PROBLEM DESCRIPTION – Your task is to tally the lines of the listing containing the word "Potsdam" and report the figure alone.

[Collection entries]
-- START --
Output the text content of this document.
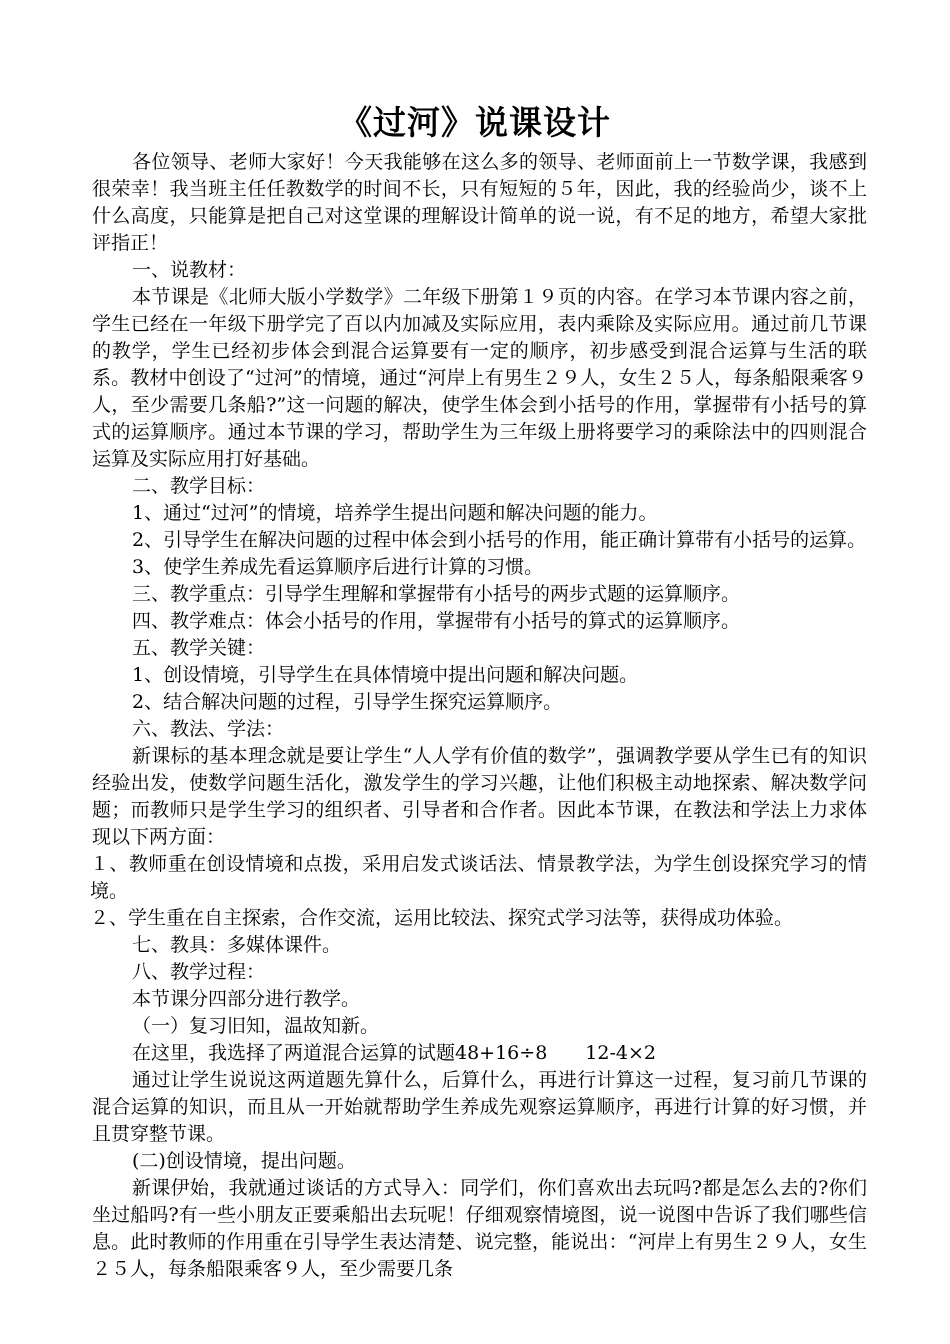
《过河》说课设计

各位领导、老师大家好！今天我能够在这么多的领导、老师面前上一节数学课，我感到很荣幸！我当班主任任教数学的时间不长，只有短短的５年，因此，我的经验尚少，谈不上什么高度，只能算是把自己对这堂课的理解设计简单的说一说，有不足的地方，希望大家批评指正！

一、说教材：

本节课是《北师大版小学数学》二年级下册第１９页的内容。在学习本节课内容之前，学生已经在一年级下册学完了百以内加减及实际应用，表内乘除及实际应用。通过前几节课的教学，学生已经初步体会到混合运算要有一定的顺序，初步感受到混合运算与生活的联系。教材中创设了“过河”的情境，通过“河岸上有男生２９人，女生２５人，每条船限乘客９人，至少需要几条船?”这一问题的解决，使学生体会到小括号的作用，掌握带有小括号的算式的运算顺序。通过本节课的学习，帮助学生为三年级上册将要学习的乘除法中的四则混合运算及实际应用打好基础。

二、教学目标：

1、通过“过河”的情境，培养学生提出问题和解决问题的能力。

2、引导学生在解决问题的过程中体会到小括号的作用，能正确计算带有小括号的运算。

3、使学生养成先看运算顺序后进行计算的习惯。

三、教学重点：引导学生理解和掌握带有小括号的两步式题的运算顺序。

四、教学难点：体会小括号的作用，掌握带有小括号的算式的运算顺序。

五、教学关键：

1、创设情境，引导学生在具体情境中提出问题和解决问题。

2、结合解决问题的过程，引导学生探究运算顺序。

六、教法、学法：

新课标的基本理念就是要让学生“人人学有价值的数学”，强调教学要从学生已有的知识经验出发，使数学问题生活化，激发学生的学习兴趣，让他们积极主动地探索、解决数学问题；而教师只是学生学习的组织者、引导者和合作者。因此本节课，在教法和学法上力求体现以下两方面：

１、教师重在创设情境和点拨，采用启发式谈话法、情景教学法，为学生创设探究学习的情境。

２、学生重在自主探索，合作交流，运用比较法、探究式学习法等，获得成功体验。

七、教具：多媒体课件。

八、教学过程：

本节课分四部分进行教学。

（一）复习旧知，温故知新。

在这里，我选择了两道混合运算的试题48+16÷8　　12-4×2

通过让学生说说这两道题先算什么，后算什么，再进行计算这一过程，复习前几节课的混合运算的知识，而且从一开始就帮助学生养成先观察运算顺序，再进行计算的好习惯，并且贯穿整节课。

(二)创设情境，提出问题。

新课伊始，我就通过谈话的方式导入：同学们，你们喜欢出去玩吗?都是怎么去的?你们坐过船吗?有一些小朋友正要乘船出去玩呢！仔细观察情境图，说一说图中告诉了我们哪些信息。此时教师的作用重在引导学生表达清楚、说完整，能说出：“河岸上有男生２９人，女生２５人，每条船限乘客９人，至少需要几条
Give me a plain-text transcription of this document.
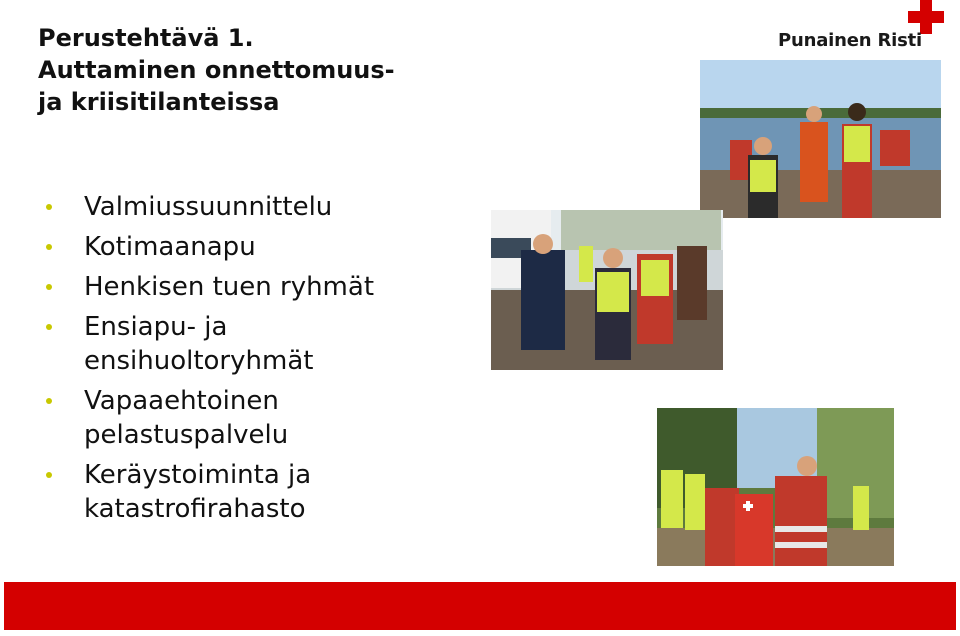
Perustehtävä 1.
Auttaminen onnettomuus-
ja kriisitilanteissa
Punainen Risti
Valmiussuunnittelu
Kotimaanapu
Henkisen tuen ryhmät
Ensiapu- ja
ensihuoltoryhmät
Vapaaehtoinen
pelastuspalvelu
Keräystoiminta ja
katastrofirahasto
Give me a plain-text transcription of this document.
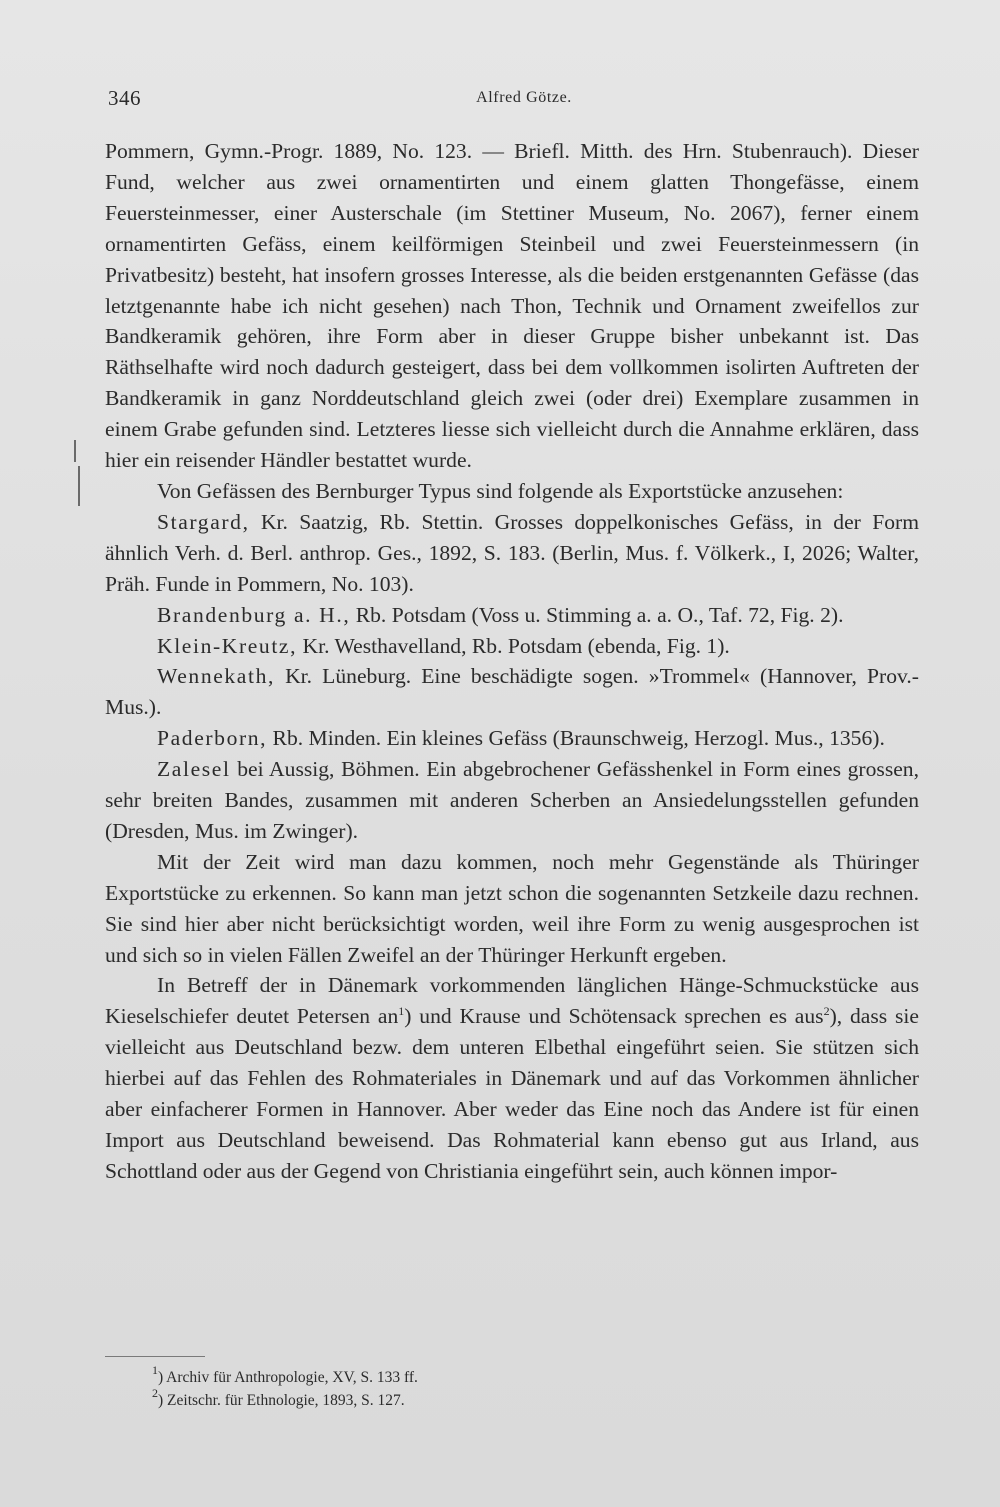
346	Alfred Götze.

Pommern, Gymn.-Progr. 1889, No. 123. — Briefl. Mitth. des Hrn. Stubenrauch). Dieser Fund, welcher aus zwei ornamentirten und einem glatten Thongefässe, einem Feuersteinmesser, einer Austerschale (im Stettiner Museum, No. 2067), ferner einem ornamentirten Gefäss, einem keilförmigen Steinbeil und zwei Feuersteinmessern (in Privatbesitz) besteht, hat insofern grosses Interesse, als die beiden erstgenannten Gefässe (das letztgenannte habe ich nicht gesehen) nach Thon, Technik und Ornament zweifellos zur Bandkeramik gehören, ihre Form aber in dieser Gruppe bisher unbekannt ist. Das Räthselhafte wird noch dadurch gesteigert, dass bei dem vollkommen isolirten Auftreten der Bandkeramik in ganz Norddeutschland gleich zwei (oder drei) Exemplare zusammen in einem Grabe gefunden sind. Letzteres liesse sich vielleicht durch die Annahme erklären, dass hier ein reisender Händler bestattet wurde.

Von Gefässen des Bernburger Typus sind folgende als Exportstücke anzusehen:

Stargard, Kr. Saatzig, Rb. Stettin. Grosses doppelkonisches Gefäss, in der Form ähnlich Verh. d. Berl. anthrop. Ges., 1892, S. 183. (Berlin, Mus. f. Völkerk., I, 2026; Walter, Präh. Funde in Pommern, No. 103).

Brandenburg a. H., Rb. Potsdam (Voss u. Stimming a. a. O., Taf. 72, Fig. 2).

Klein-Kreutz, Kr. Westhavelland, Rb. Potsdam (ebenda, Fig. 1).

Wennekath, Kr. Lüneburg. Eine beschädigte sogen. »Trommel« (Hannover, Prov.-Mus.).

Paderborn, Rb. Minden. Ein kleines Gefäss (Braunschweig, Herzogl. Mus., 1356).

Zalesel bei Aussig, Böhmen. Ein abgebrochener Gefässhenkel in Form eines grossen, sehr breiten Bandes, zusammen mit anderen Scherben an Ansiedelungsstellen gefunden (Dresden, Mus. im Zwinger).

Mit der Zeit wird man dazu kommen, noch mehr Gegenstände als Thüringer Exportstücke zu erkennen. So kann man jetzt schon die sogenannten Setzkeile dazu rechnen. Sie sind hier aber nicht berücksichtigt worden, weil ihre Form zu wenig ausgesprochen ist und sich so in vielen Fällen Zweifel an der Thüringer Herkunft ergeben.

In Betreff der in Dänemark vorkommenden länglichen Hänge-Schmuckstücke aus Kieselschiefer deutet Petersen $an^1$) und Krause und Schötensack sprechen es aus$^2$), dass sie vielleicht aus Deutschland bezw. dem unteren Elbethal eingeführt seien. Sie stützen sich hierbei auf das Fehlen des Rohmateriales in Dänemark und auf das Vorkommen ähnlicher aber einfacherer Formen in Hannover. Aber weder das Eine noch das Andere ist für einen Import aus Deutschland beweisend. Das Rohmaterial kann ebenso gut aus Irland, aus Schottland oder aus der Gegend von Christiania eingeführt sein, auch können impor-

$^1$) Archiv für Anthropologie, XV, S. 133 ff.
$^2$) Zeitschr. für Ethnologie, 1893, S. 127.
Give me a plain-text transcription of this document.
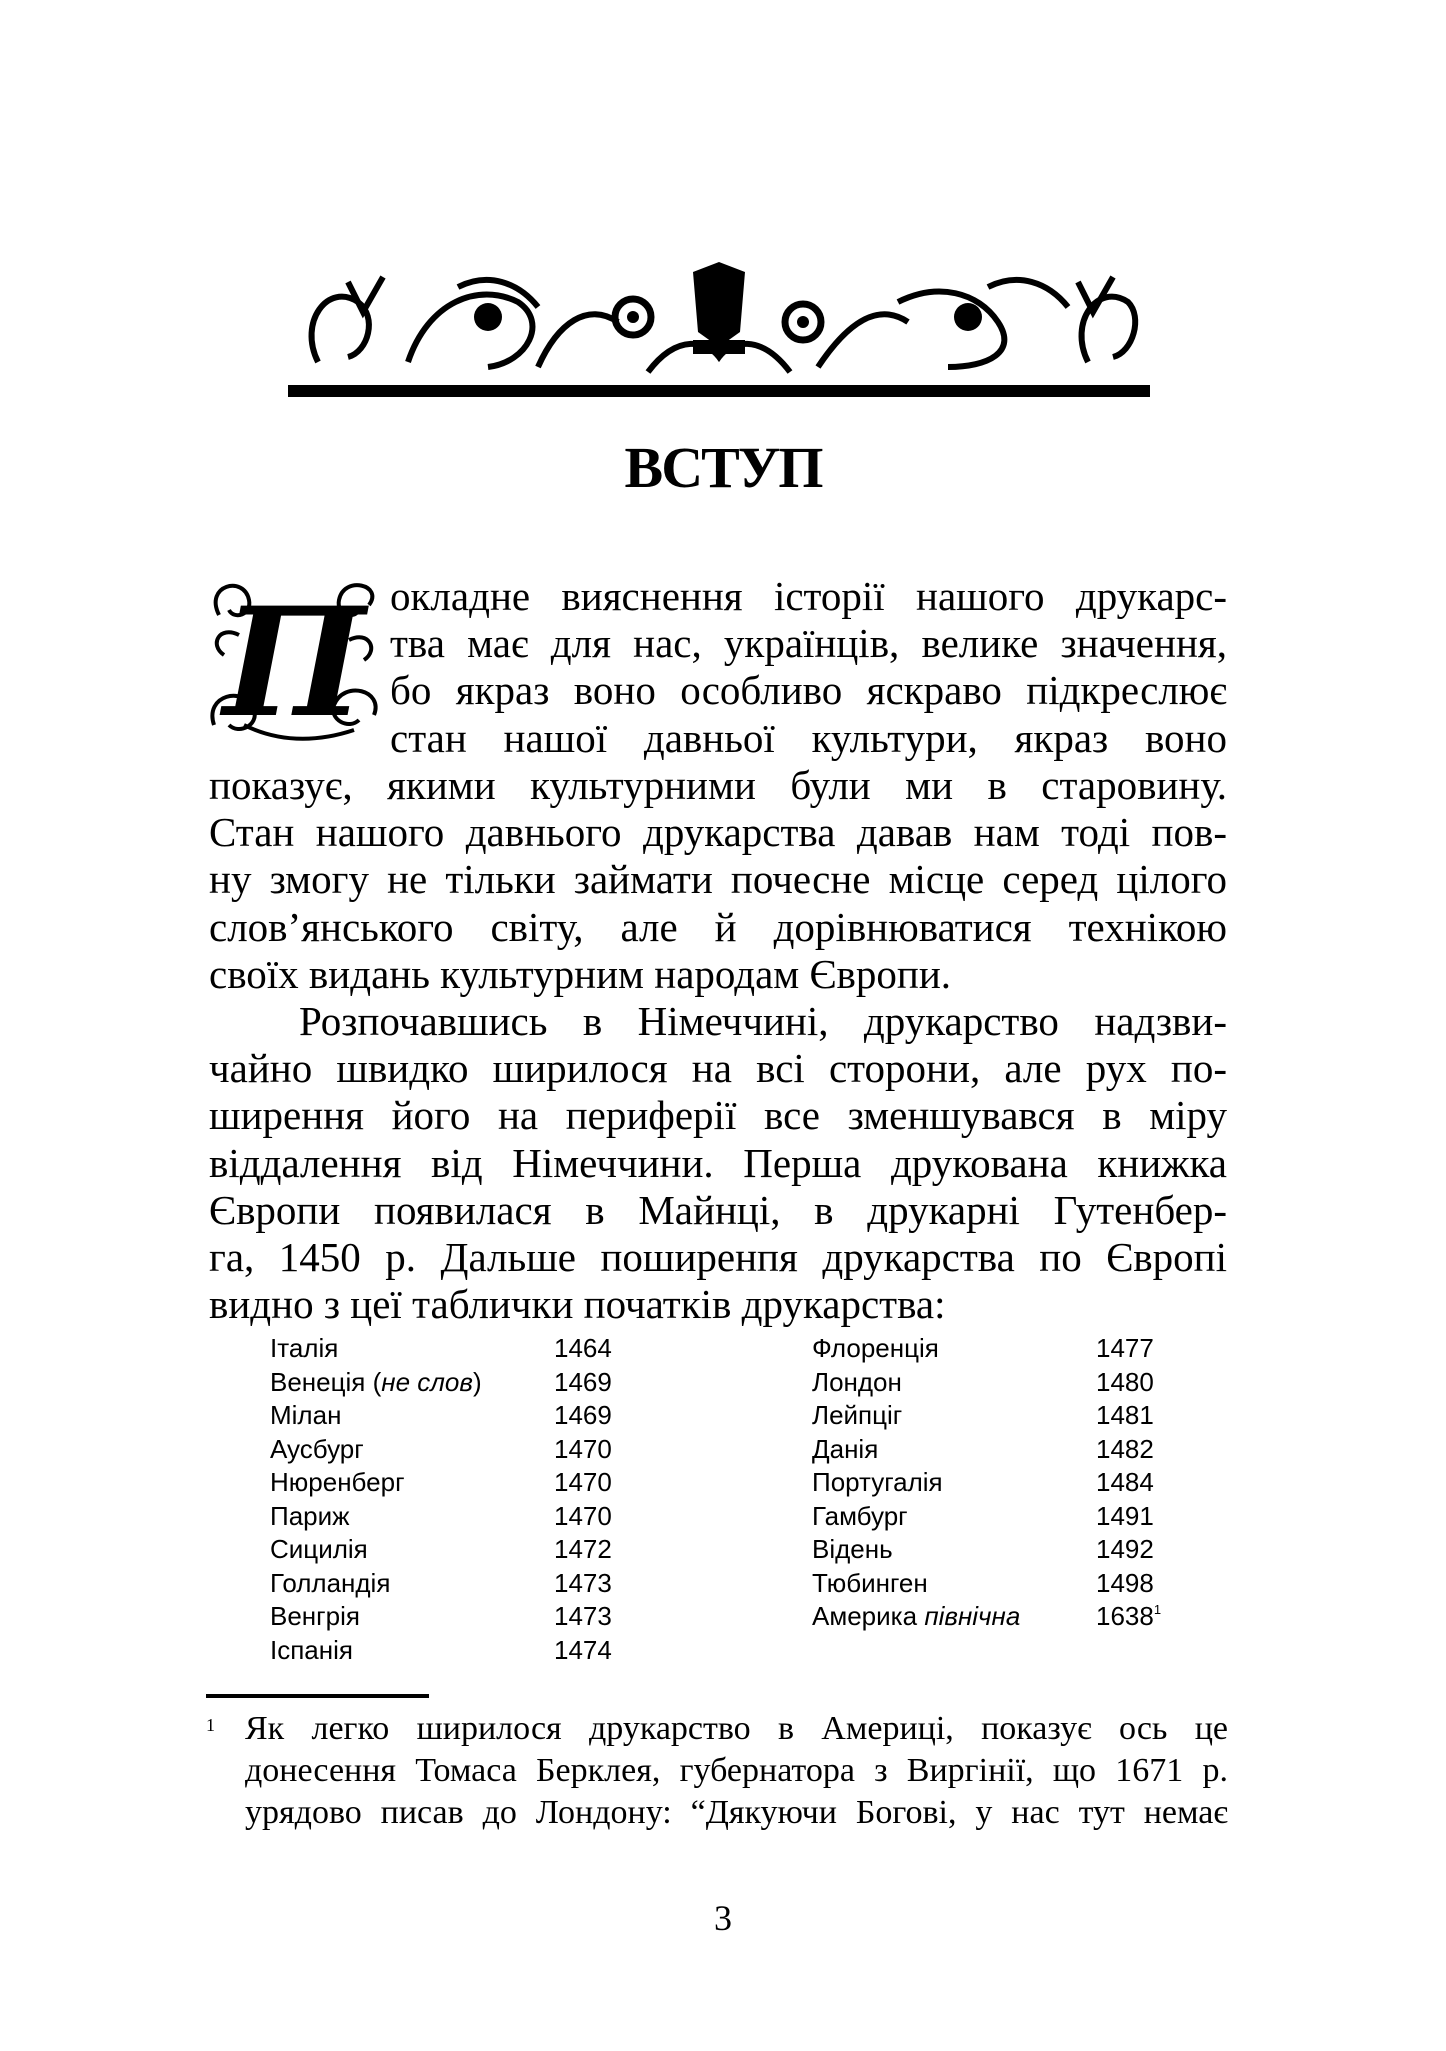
ВСТУП
П окладне вияснення історії нашого друкарс-
тва має для нас, українців, велике значення,
бо якраз воно особливо яскраво підкреслює
стан нашої давньої культури, якраз воно
показує, якими культурними були ми в старовину.
Стан нашого давнього друкарства давав нам тоді пов-
ну змогу не тільки займати почесне місце серед цілого
слов’янського світу, але й дорівнюватися технікою
своїх видань культурним народам Європи.
Розпочавшись в Німеччині, друкарство надзви-
чайно швидко ширилося на всі сторони, але рух по-
ширення його на периферії все зменшувався в міру
віддалення від Німеччини. Перша друкована книжка
Європи появилася в Майнці, в друкарні Гутенбер-
га, 1450 р. Дальше поширенпя друкарства по Європі
видно з цеї таблички початків друкарства:
Італія	1464
Венеція (не слов)	1469
Мілан	1469
Аусбург	1470
Нюренберг	1470
Париж	1470
Сицилія	1472
Голландія	1473
Венгрія	1473
Іспанія	1474
Флоренція	1477
Лондон	1480
Лейпціг	1481
Данія	1482
Португалія	1484
Гамбург	1491
Відень	1492
Тюбинген	1498
Америка північна	1638$^1$
1 Як легко ширилося друкарство в Америці, показує ось це
донесення Томаса Берклея, губернатора з Виргінії, що 1671 р.
урядово писав до Лондону: “Дякуючи Богові, у нас тут немає
3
-- END --
TASK RESPONSE – 2